Reproduce each of the following records word for word, with nothing changed.

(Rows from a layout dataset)
--- Begin ---

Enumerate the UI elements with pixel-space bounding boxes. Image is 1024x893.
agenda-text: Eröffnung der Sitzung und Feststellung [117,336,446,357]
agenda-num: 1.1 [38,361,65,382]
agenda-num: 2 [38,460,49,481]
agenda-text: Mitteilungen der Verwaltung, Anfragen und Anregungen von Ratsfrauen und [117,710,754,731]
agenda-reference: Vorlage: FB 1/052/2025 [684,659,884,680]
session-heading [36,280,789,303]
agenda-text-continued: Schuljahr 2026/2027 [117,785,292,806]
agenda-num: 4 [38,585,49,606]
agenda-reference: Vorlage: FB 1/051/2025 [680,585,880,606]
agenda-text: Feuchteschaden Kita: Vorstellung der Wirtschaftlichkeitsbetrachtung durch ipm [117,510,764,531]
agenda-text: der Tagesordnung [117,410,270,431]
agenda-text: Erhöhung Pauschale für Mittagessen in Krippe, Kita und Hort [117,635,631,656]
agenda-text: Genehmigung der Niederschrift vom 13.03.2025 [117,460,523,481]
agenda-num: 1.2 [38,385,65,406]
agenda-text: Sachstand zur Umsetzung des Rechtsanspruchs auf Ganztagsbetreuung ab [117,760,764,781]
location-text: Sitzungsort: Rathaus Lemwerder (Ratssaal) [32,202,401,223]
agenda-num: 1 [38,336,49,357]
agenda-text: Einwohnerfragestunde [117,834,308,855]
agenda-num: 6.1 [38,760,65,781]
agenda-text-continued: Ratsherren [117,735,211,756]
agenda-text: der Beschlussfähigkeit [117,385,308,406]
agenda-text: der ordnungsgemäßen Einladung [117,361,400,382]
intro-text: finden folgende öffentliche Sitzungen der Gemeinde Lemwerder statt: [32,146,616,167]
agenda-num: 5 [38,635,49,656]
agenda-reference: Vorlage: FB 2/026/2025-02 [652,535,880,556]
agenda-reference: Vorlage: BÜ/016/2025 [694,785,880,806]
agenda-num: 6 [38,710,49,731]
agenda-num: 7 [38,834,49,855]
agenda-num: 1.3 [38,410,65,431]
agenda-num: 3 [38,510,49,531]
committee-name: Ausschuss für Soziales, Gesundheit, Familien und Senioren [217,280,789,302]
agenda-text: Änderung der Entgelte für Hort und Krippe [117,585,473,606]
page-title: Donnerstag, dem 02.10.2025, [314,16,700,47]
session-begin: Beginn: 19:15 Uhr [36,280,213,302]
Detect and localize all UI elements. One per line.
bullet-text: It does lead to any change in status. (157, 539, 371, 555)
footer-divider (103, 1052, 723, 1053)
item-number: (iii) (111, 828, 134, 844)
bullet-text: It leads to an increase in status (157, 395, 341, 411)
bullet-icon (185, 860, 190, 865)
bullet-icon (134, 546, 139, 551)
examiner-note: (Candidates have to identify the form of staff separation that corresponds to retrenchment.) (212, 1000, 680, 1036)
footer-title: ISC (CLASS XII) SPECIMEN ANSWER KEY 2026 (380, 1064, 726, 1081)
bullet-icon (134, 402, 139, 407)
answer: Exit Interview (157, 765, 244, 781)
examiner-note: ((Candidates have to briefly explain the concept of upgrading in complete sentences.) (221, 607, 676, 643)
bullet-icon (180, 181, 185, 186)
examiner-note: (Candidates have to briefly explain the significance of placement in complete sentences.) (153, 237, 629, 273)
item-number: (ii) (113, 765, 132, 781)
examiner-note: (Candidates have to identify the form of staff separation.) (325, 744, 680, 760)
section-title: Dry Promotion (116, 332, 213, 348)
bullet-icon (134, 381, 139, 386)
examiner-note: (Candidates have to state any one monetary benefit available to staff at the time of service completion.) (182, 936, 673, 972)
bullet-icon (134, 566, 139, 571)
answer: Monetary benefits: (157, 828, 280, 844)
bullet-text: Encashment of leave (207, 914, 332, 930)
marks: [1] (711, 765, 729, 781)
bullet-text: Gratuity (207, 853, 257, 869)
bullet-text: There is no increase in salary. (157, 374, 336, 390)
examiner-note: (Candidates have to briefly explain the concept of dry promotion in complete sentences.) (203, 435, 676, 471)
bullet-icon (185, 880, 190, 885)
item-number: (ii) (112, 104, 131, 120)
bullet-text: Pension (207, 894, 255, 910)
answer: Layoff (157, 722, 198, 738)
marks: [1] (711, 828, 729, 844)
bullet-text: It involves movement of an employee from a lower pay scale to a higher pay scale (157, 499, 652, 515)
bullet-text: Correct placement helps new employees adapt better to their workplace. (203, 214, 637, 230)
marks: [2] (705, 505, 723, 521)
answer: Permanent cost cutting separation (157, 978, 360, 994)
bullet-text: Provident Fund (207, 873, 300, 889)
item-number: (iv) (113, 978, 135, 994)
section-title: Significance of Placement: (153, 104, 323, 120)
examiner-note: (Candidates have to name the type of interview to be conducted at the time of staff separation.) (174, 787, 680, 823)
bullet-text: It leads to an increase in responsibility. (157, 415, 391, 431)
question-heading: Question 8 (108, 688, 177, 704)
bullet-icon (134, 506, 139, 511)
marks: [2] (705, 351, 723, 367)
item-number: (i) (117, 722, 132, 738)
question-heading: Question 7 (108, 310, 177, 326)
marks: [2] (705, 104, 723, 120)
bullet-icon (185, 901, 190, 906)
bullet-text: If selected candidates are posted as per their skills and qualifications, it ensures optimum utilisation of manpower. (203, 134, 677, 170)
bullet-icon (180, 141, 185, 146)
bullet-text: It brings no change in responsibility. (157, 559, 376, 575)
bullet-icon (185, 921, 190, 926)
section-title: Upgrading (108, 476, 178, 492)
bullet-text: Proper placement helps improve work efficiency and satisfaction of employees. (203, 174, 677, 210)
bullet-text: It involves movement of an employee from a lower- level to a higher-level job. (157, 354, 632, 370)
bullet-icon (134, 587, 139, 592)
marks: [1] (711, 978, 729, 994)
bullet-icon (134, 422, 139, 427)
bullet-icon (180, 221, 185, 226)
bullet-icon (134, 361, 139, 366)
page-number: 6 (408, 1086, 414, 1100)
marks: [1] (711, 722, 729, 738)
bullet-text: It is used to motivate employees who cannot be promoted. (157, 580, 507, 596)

--- End ---

- _Finished task_:
Enumerate the UI elements with pixel-space bounding boxes. Image is 1024x893.
agenda-text: Eröffnung der Sitzung und Feststellung [117,336,446,357]
agenda-num: 1.1 [38,361,65,382]
agenda-num: 2 [38,460,49,481]
agenda-text: Mitteilungen der Verwaltung, Anfragen und Anregungen von Ratsfrauen und [117,710,754,731]
agenda-reference: Vorlage: FB 1/052/2025 [684,659,884,680]
session-heading [36,280,789,303]
agenda-text-continued: Schuljahr 2026/2027 [117,785,292,806]
agenda-num: 4 [38,585,49,606]
agenda-reference: Vorlage: FB 1/051/2025 [680,585,880,606]
agenda-text: Feuchteschaden Kita: Vorstellung der Wirtschaftlichkeitsbetrachtung durch ipm [117,510,764,531]
agenda-text: der Tagesordnung [117,410,270,431]
agenda-text: Erhöhung Pauschale für Mittagessen in Krippe, Kita und Hort [117,635,631,656]
agenda-text: Genehmigung der Niederschrift vom 13.03.2025 [117,460,523,481]
agenda-num: 1.2 [38,385,65,406]
agenda-text: Sachstand zur Umsetzung des Rechtsanspruchs auf Ganztagsbetreuung ab [117,760,764,781]
location-text: Sitzungsort: Rathaus Lemwerder (Ratssaal) [32,202,401,223]
agenda-num: 1 [38,336,49,357]
agenda-text: Einwohnerfragestunde [117,834,308,855]
agenda-num: 6.1 [38,760,65,781]
agenda-text-continued: Ratsherren [117,735,211,756]
agenda-text: der Beschlussfähigkeit [117,385,308,406]
agenda-text: der ordnungsgemäßen Einladung [117,361,400,382]
intro-text: finden folgende öffentliche Sitzungen der Gemeinde Lemwerder statt: [32,146,616,167]
agenda-num: 5 [38,635,49,656]
agenda-reference: Vorlage: FB 2/026/2025-02 [652,535,880,556]
agenda-reference: Vorlage: BÜ/016/2025 [694,785,880,806]
agenda-num: 6 [38,710,49,731]
agenda-num: 7 [38,834,49,855]
agenda-num: 1.3 [38,410,65,431]
agenda-num: 3 [38,510,49,531]
committee-name: Ausschuss für Soziales, Gesundheit, Familien und Senioren [217,280,789,302]
agenda-text: Änderung der Entgelte für Hort und Krippe [117,585,473,606]
page-title: Donnerstag, dem 02.10.2025, [314,16,700,47]
session-begin: Beginn: 19:15 Uhr [36,280,213,302]
Detect and localize all UI elements. One per line.
bullet-text: It does lead to any change in status. (157, 539, 371, 555)
footer-divider (103, 1052, 723, 1053)
item-number: (iii) (111, 828, 134, 844)
bullet-text: It leads to an increase in status (157, 395, 341, 411)
bullet-icon (185, 860, 190, 865)
bullet-icon (134, 546, 139, 551)
examiner-note: (Candidates have to identify the form of staff separation that corresponds to retrenchment.) (212, 1000, 680, 1036)
footer-title: ISC (CLASS XII) SPECIMEN ANSWER KEY 2026 (380, 1064, 726, 1081)
bullet-icon (134, 402, 139, 407)
answer: Exit Interview (157, 765, 244, 781)
examiner-note: ((Candidates have to briefly explain the concept of upgrading in complete sentences.) (221, 607, 676, 643)
bullet-icon (180, 181, 185, 186)
examiner-note: (Candidates have to briefly explain the significance of placement in complete sentences.) (153, 237, 629, 273)
item-number: (ii) (113, 765, 132, 781)
examiner-note: (Candidates have to identify the form of staff separation.) (325, 744, 680, 760)
section-title: Dry Promotion (116, 332, 213, 348)
bullet-icon (134, 381, 139, 386)
examiner-note: (Candidates have to state any one monetary benefit available to staff at the time of service completion.) (182, 936, 673, 972)
bullet-icon (134, 566, 139, 571)
answer: Monetary benefits: (157, 828, 280, 844)
bullet-text: Encashment of leave (207, 914, 332, 930)
marks: [1] (711, 765, 729, 781)
bullet-text: Gratuity (207, 853, 257, 869)
bullet-text: There is no increase in salary. (157, 374, 336, 390)
examiner-note: (Candidates have to briefly explain the concept of dry promotion in complete sentences.) (203, 435, 676, 471)
bullet-icon (185, 880, 190, 885)
item-number: (ii) (112, 104, 131, 120)
bullet-text: Pension (207, 894, 255, 910)
answer: Layoff (157, 722, 198, 738)
marks: [1] (711, 828, 729, 844)
bullet-text: It involves movement of an employee from a lower pay scale to a higher pay scale (157, 499, 652, 515)
bullet-text: Correct placement helps new employees adapt better to their workplace. (203, 214, 637, 230)
marks: [2] (705, 505, 723, 521)
answer: Permanent cost cutting separation (157, 978, 360, 994)
bullet-text: Provident Fund (207, 873, 300, 889)
item-number: (iv) (113, 978, 135, 994)
section-title: Significance of Placement: (153, 104, 323, 120)
examiner-note: (Candidates have to name the type of interview to be conducted at the time of staff separation.) (174, 787, 680, 823)
bullet-text: It leads to an increase in responsibility. (157, 415, 391, 431)
question-heading: Question 8 (108, 688, 177, 704)
bullet-icon (134, 506, 139, 511)
marks: [2] (705, 351, 723, 367)
item-number: (i) (117, 722, 132, 738)
question-heading: Question 7 (108, 310, 177, 326)
marks: [2] (705, 104, 723, 120)
bullet-icon (185, 901, 190, 906)
bullet-text: If selected candidates are posted as per their skills and qualifications, it ensures optimum utilisation of manpower. (203, 134, 677, 170)
bullet-icon (180, 141, 185, 146)
bullet-text: It brings no change in responsibility. (157, 559, 376, 575)
bullet-icon (185, 921, 190, 926)
section-title: Upgrading (108, 476, 178, 492)
bullet-text: Proper placement helps improve work efficiency and satisfaction of employees. (203, 174, 677, 210)
bullet-text: It involves movement of an employee from a lower- level to a higher-level job. (157, 354, 632, 370)
bullet-icon (134, 587, 139, 592)
marks: [1] (711, 978, 729, 994)
bullet-icon (134, 422, 139, 427)
bullet-icon (180, 221, 185, 226)
bullet-icon (134, 361, 139, 366)
page-number: 6 (408, 1086, 414, 1100)
marks: [1] (711, 722, 729, 738)
bullet-text: It is used to motivate employees who cannot be promoted. (157, 580, 507, 596)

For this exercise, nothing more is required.